[Raw records]
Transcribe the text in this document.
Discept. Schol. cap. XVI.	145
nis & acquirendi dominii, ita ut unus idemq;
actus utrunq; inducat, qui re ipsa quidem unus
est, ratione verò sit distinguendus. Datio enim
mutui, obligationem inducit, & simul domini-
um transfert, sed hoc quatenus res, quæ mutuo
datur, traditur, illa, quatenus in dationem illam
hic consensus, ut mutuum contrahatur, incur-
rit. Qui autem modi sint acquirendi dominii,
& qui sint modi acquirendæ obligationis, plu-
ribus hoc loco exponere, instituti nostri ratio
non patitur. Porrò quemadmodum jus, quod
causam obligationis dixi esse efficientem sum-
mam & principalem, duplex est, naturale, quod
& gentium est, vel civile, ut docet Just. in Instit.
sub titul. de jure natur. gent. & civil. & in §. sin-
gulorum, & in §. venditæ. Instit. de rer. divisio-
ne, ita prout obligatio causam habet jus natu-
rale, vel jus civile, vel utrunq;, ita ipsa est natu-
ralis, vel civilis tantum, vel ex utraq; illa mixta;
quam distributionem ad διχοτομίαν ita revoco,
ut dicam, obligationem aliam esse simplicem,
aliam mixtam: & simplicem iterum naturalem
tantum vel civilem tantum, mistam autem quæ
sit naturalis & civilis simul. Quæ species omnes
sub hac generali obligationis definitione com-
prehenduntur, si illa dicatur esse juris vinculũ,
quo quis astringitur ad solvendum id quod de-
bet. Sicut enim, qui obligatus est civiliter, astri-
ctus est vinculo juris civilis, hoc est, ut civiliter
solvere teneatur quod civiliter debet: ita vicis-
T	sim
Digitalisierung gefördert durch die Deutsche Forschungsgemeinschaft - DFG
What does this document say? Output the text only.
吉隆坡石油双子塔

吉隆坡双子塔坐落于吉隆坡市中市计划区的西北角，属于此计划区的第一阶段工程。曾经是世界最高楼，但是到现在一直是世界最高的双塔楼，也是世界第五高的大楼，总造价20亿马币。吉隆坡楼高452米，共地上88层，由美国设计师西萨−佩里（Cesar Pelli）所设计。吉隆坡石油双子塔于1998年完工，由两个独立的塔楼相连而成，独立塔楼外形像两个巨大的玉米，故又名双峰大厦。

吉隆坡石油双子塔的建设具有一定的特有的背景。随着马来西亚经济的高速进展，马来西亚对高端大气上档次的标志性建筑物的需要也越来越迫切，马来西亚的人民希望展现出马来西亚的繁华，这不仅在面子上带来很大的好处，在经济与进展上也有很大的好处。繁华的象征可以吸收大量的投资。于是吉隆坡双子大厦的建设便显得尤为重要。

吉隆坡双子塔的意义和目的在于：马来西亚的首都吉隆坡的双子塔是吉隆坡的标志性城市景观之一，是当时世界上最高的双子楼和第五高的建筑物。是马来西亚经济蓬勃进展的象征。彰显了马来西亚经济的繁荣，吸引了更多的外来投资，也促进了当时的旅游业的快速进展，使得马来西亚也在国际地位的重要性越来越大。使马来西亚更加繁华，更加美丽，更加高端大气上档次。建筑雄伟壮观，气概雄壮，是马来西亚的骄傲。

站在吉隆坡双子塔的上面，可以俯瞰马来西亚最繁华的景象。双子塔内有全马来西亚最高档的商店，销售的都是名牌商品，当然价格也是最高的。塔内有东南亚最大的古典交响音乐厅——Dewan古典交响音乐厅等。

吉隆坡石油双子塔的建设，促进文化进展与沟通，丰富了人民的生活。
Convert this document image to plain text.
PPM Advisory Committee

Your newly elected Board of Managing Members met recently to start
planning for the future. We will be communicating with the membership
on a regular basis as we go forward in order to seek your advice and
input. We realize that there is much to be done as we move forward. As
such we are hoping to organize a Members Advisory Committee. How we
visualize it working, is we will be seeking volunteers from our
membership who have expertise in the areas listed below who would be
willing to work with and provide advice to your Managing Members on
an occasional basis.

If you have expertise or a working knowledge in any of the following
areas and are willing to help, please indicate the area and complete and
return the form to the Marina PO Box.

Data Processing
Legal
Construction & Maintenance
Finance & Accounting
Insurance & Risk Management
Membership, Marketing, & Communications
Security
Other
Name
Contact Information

** THE PROBLEM **
Locate the word "modi" in the records and collect each line it appears in.

** WORKED ANSWER **
rit. Qui autem modi sint acquirendi dominii,
& qui sint modi acquirendæ obligationis, plu-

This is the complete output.